** Exercise prompt **
Filter the records below and copy every line containing the word "single".

** Material for the task **
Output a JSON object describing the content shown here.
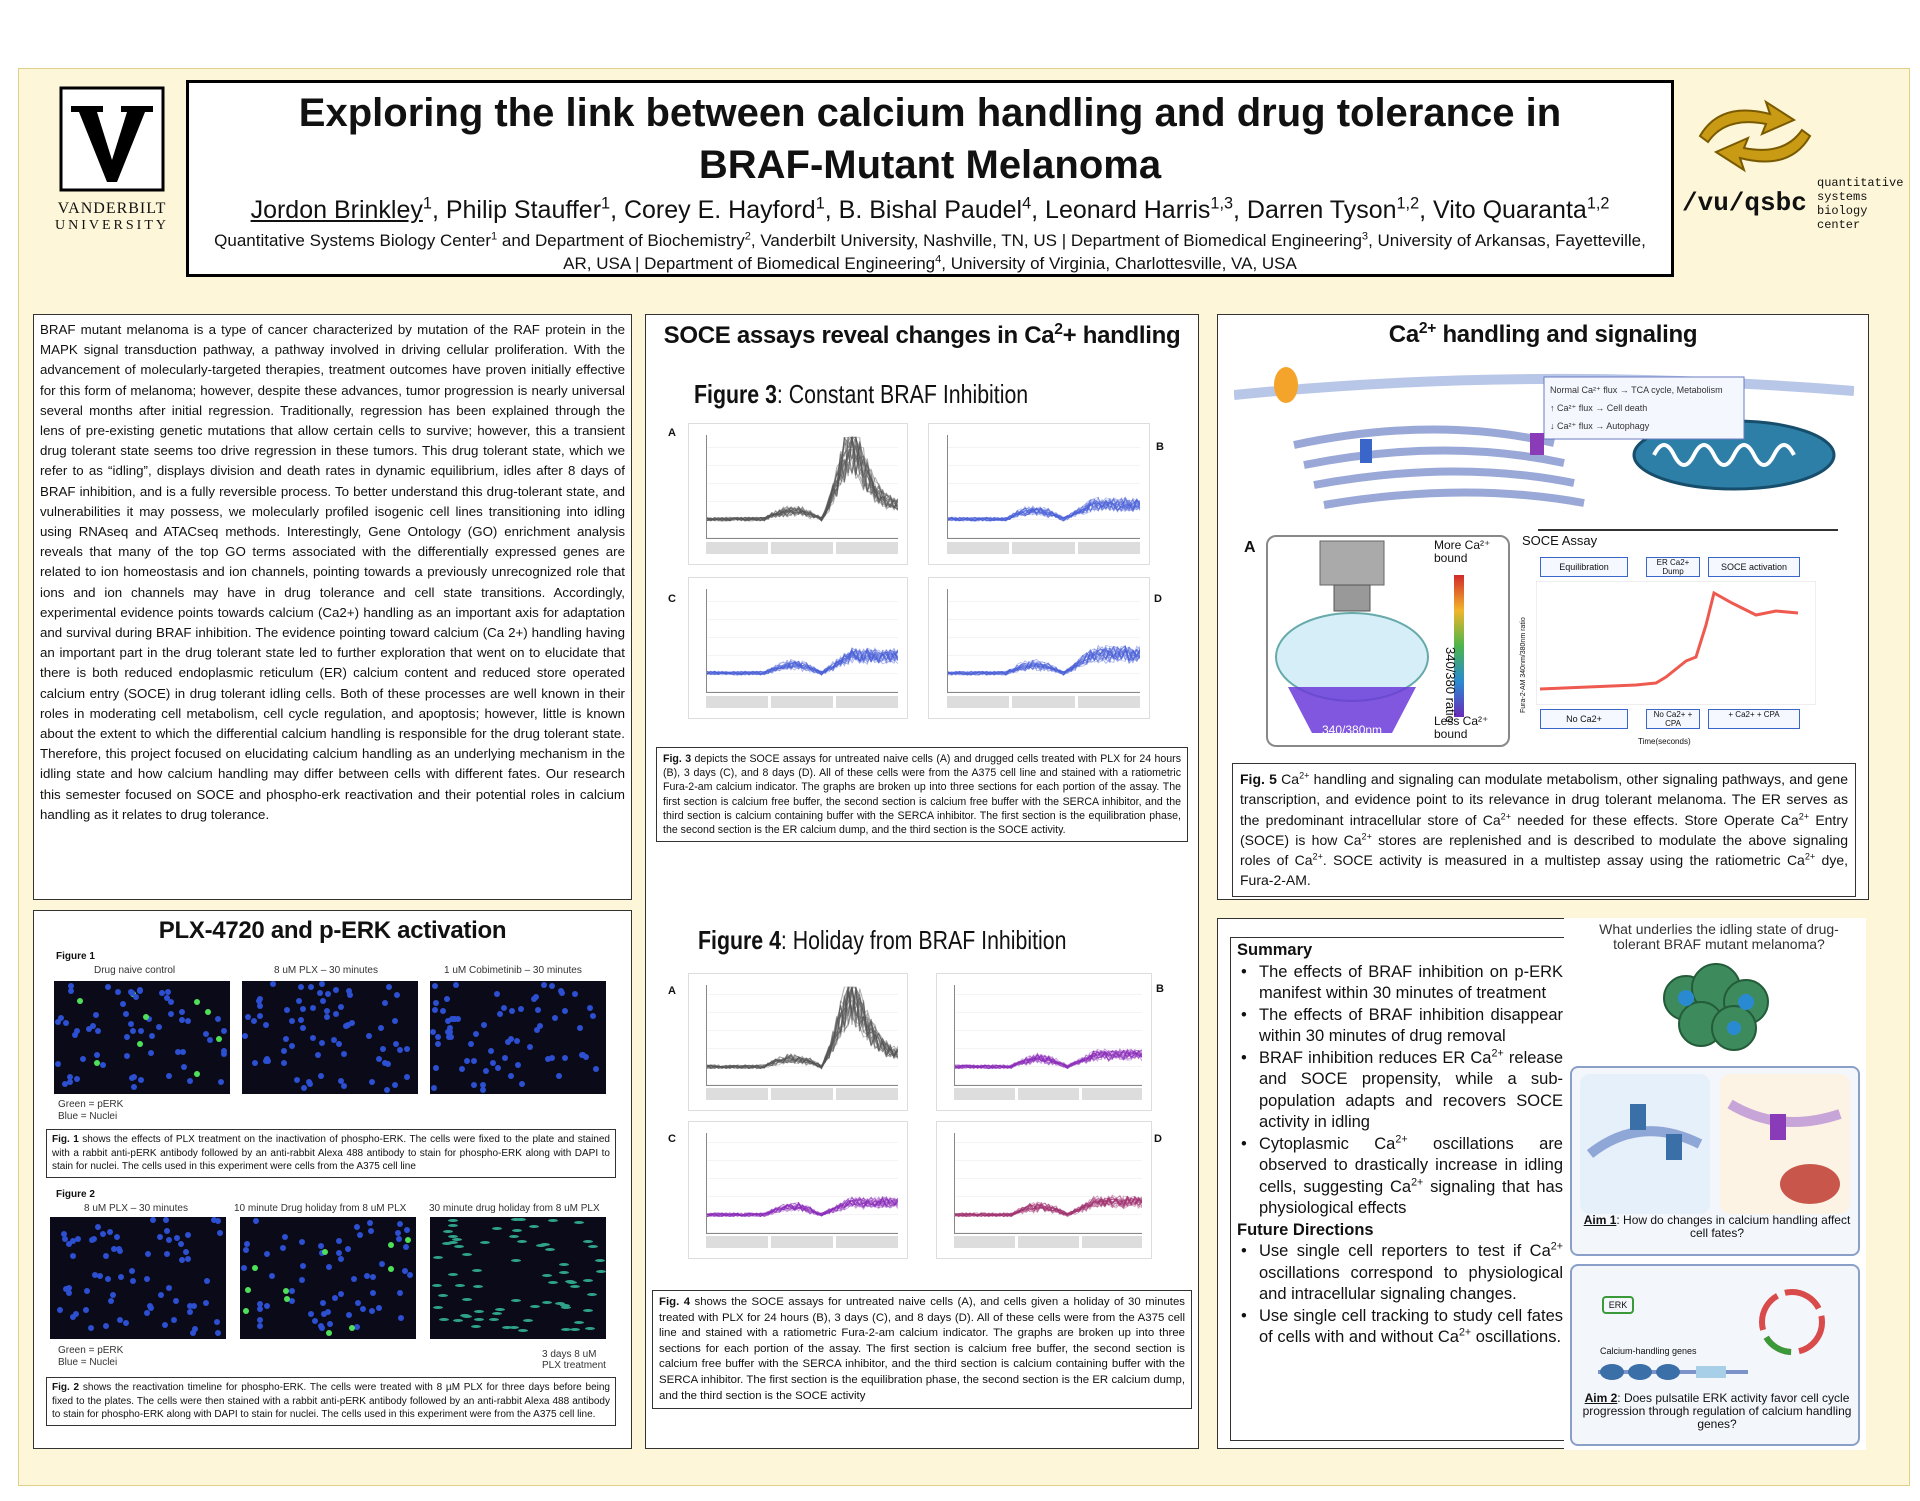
{
  "header": {
    "title": "Exploring the link between calcium handling and drug tolerance in BRAF-Mutant Melanoma",
    "authors_html": "<u>Jordon Brinkley</u><sup>1</sup>, Philip Stauffer<sup>1</sup>, Corey E. Hayford<sup>1</sup>, B. Bishal Paudel<sup>4</sup>, Leonard Harris<sup>1,3</sup>, Darren Tyson<sup>1,2</sup>, Vito Quaranta<sup>1,2</sup>",
    "affiliations_html": "Quantitative Systems Biology Center<sup>1</sup> and Department of Biochemistry<sup>2</sup>, Vanderbilt University, Nashville, TN, US | Department of Biomedical Engineering<sup>3</sup>, University of Arkansas, Fayetteville, AR, USA | Department of Biomedical Engineering<sup>4</sup>, University of Virginia, Charlottesville, VA, USA",
    "logo_left_line1": "VANDERBILT",
    "logo_left_line2": "UNIVERSITY",
    "logo_right_main": "/vu/qsbc",
    "logo_right_sub": [
      "quantitative",
      "systems",
      "biology",
      "center"
    ]
  },
  "intro": {
    "text": "BRAF mutant melanoma is a type of cancer characterized by mutation of the RAF protein in the MAPK signal transduction pathway, a pathway involved in driving cellular proliferation. With the advancement of molecularly-targeted therapies, treatment outcomes have proven initially effective for this form of melanoma; however, despite these advances, tumor progression is nearly universal several months after initial regression. Traditionally, regression has been explained through the lens of pre-existing genetic mutations that allow certain cells to survive; however, this a transient drug tolerant state seems too drive regression in these tumors. This drug tolerant state, which we refer to as “idling”, displays division and death rates in dynamic equilibrium, idles after 8 days of BRAF inhibition, and is a fully reversible process. To better understand this drug-tolerant state, and vulnerabilities it may possess, we molecularly profiled isogenic cell lines transitioning into idling using RNAseq and ATACseq methods. Interestingly, Gene Ontology (GO) enrichment analysis reveals that many of the top GO terms associated with the differentially expressed genes are related to ion homeostasis and ion channels, pointing towards a previously unrecognized role that ions and ion channels may have in drug tolerance and cell state transitions. Accordingly, experimental evidence points towards calcium (Ca2+) handling as an important axis for adaptation and survival during BRAF inhibition. The evidence pointing toward calcium (Ca 2+) handling having an important part in the drug tolerant state led to further exploration that went on to elucidate that there is both reduced endoplasmic reticulum (ER) calcium content and reduced store operated calcium entry (SOCE) in drug tolerant idling cells. Both of these processes are well known in their roles in moderating cell metabolism, cell cycle regulation, and apoptosis; however, little is known about the extent to which the differential calcium handling is responsible for the drug tolerant state. Therefore, this project focused on elucidating calcium handling as an underlying mechanism in the idling state and how calcium handling may differ between cells with different fates. Our research this semester focused on SOCE and phospho-erk reactivation and their potential roles in calcium handling as it relates to drug tolerance."
  },
  "perk": {
    "title": "PLX-4720 and p-ERK activation",
    "fig1_label": "Figure 1",
    "fig1_cols": [
      "Drug naive control",
      "8 uM PLX – 30 minutes",
      "1 uM Cobimetinib – 30 minutes"
    ],
    "legend_green": "Green = pERK",
    "legend_blue": "Blue = Nuclei",
    "fig1_caption_html": "<b>Fig. 1</b> shows the effects of PLX treatment on the inactivation of phospho-ERK. The cells were fixed to the plate and stained with a rabbit anti-pERK antibody followed by an anti-rabbit Alexa 488 antibody to stain for phospho-ERK along with DAPI to stain for nuclei. The cells used in this experiment were cells from the A375 cell line",
    "fig2_label": "Figure 2",
    "fig2_cols": [
      "8 uM PLX – 30 minutes",
      "10 minute Drug holiday from 8 uM PLX",
      "30 minute drug holiday from 8 uM PLX"
    ],
    "fig2_note": "3 days 8 uM PLX treatment",
    "fig2_caption_html": "<b>Fig. 2</b> shows the reactivation timeline for phospho-ERK. The cells were treated with 8 µM PLX for three days before being fixed to the plates. The cells were then stained with a rabbit anti-pERK antibody followed by an anti-rabbit Alexa 488 antibody to stain for phospho-ERK along with DAPI to stain for nuclei. The cells used in this experiment were from the A375 cell line."
  },
  "soce": {
    "title_html": "SOCE assays reveal changes in Ca<sup>2</sup>+ handling",
    "fig3_title_html": "<b>Figure 3</b>: Constant BRAF Inhibition",
    "fig3_caption_html": "<b>Fig. 3</b> depicts the SOCE assays for untreated naive cells (A) and drugged cells treated with PLX for 24 hours (B), 3 days (C), and 8 days (D). All of these cells were from the A375 cell line and stained with a ratiometric Fura-2-am calcium indicator. The graphs are broken up into three sections for each portion of the assay. The first section is calcium free buffer, the second section is calcium free buffer with the SERCA inhibitor, and the third section is calcium containing buffer with the SERCA inhibitor. The first section is the equilibration phase, the second section is the ER calcium dump, and the third section is the SOCE activity.",
    "fig4_title_html": "<b>Figure 4</b>: Holiday from BRAF Inhibition",
    "fig4_caption_html": "<b>Fig. 4</b> shows the SOCE assays for untreated naive cells (A), and cells given a holiday of 30 minutes treated with PLX for 24 hours (B), 3 days (C), and 8 days (D). All of these cells were from the A375 cell line and stained with a ratiometric Fura-2-am calcium indicator. The graphs are broken up into three sections for each portion of the assay. The first section is calcium free buffer, the second section is calcium free buffer with the SERCA inhibitor, and the third section is calcium containing buffer with the SERCA inhibitor. The first section is the equilibration phase, the second section is the ER calcium dump, and the third section is the SOCE activity",
    "panel_letters": [
      "A",
      "B",
      "C",
      "D"
    ]
  },
  "ca": {
    "title_html": "Ca<sup>2+</sup> handling and signaling",
    "diagram_labels": [
      "Normal Ca²⁺ flux → TCA cycle, Metabolism",
      "↑ Ca²⁺ flux → Cell death",
      "↓ Ca²⁺ flux → Autophagy"
    ],
    "assay_title": "SOCE Assay",
    "assay_phases": [
      "Equilibration",
      "ER Ca2+ Dump",
      "SOCE activation"
    ],
    "assay_buffers": [
      "No Ca2+",
      "No Ca2+ + CPA",
      "+ Ca2+ + CPA"
    ],
    "assay_xlabel": "Time(seconds)",
    "assay_ylabel": "Fura-2-AM 340nm/380nm ratio",
    "dish_more": "More Ca²⁺ bound",
    "dish_less": "Less Ca²⁺ bound",
    "dish_ratio": "340/380 ratio",
    "dish_wave": "340/380nm",
    "panel_A": "A",
    "fig5_caption_html": "<b>Fig. 5</b> Ca<sup>2+</sup> handling and signaling can modulate metabolism, other signaling pathways, and gene transcription, and evidence point to its relevance in drug tolerant melanoma. The ER serves as the predominant intracellular store of Ca<sup>2+</sup> needed for these effects. Store Operate Ca<sup>2+</sup> Entry (SOCE) is how Ca<sup>2+</sup> stores are replenished and is described to modulate the above signaling roles of Ca<sup>2+</sup>. SOCE activity is measured in a multistep assay using the ratiometric Ca<sup>2+</sup> dye, Fura-2-AM."
  },
  "summary": {
    "summary_title": "Summary",
    "summary_items_html": [
      "The effects of BRAF inhibition on p-ERK manifest within 30 minutes of treatment",
      "The effects of BRAF inhibition disappear within 30 minutes of drug removal",
      "BRAF inhibition reduces ER Ca<sup>2+</sup> release and SOCE propensity, while a sub-population adapts and recovers SOCE activity in idling",
      "Cytoplasmic Ca<sup>2+</sup> oscillations are observed to drastically increase in idling cells, suggesting Ca<sup>2+</sup> signaling that has physiological effects"
    ],
    "future_title": "Future Directions",
    "future_items_html": [
      "Use single cell reporters to test if Ca<sup>2+</sup> oscillations correspond to physiological and intracellular signaling changes.",
      "Use single cell tracking to study cell fates of cells with and without Ca<sup>2+</sup> oscillations."
    ]
  },
  "aims": {
    "question": "What underlies the idling state of drug-tolerant BRAF mutant melanoma?",
    "aim1_label": "Aim 1",
    "aim1_text": ": How do changes in calcium handling affect cell fates?",
    "aim2_label": "Aim 2",
    "aim2_text": ": Does pulsatile ERK activity favor cell cycle progression through regulation of calcium handling genes?",
    "erk_label": "ERK",
    "genes_label": "Calcium-handling genes"
  },
  "colors": {
    "poster_bg": "#fdf6d8",
    "accent_gold": "#c99a14",
    "trace_naive": "#555555",
    "trace_blue": "#4a5fd6",
    "trace_purple": "#8a2bb8",
    "trace_red": "#ee5a4f"
  }
}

** Result of this exercise **
      "Use single cell reporters to test if Ca<sup>2+</sup> oscillations correspond to physiological and intracellular signaling changes.",
      "Use single cell tracking to study cell fates of cells with and without Ca<sup>2+</sup> oscillations."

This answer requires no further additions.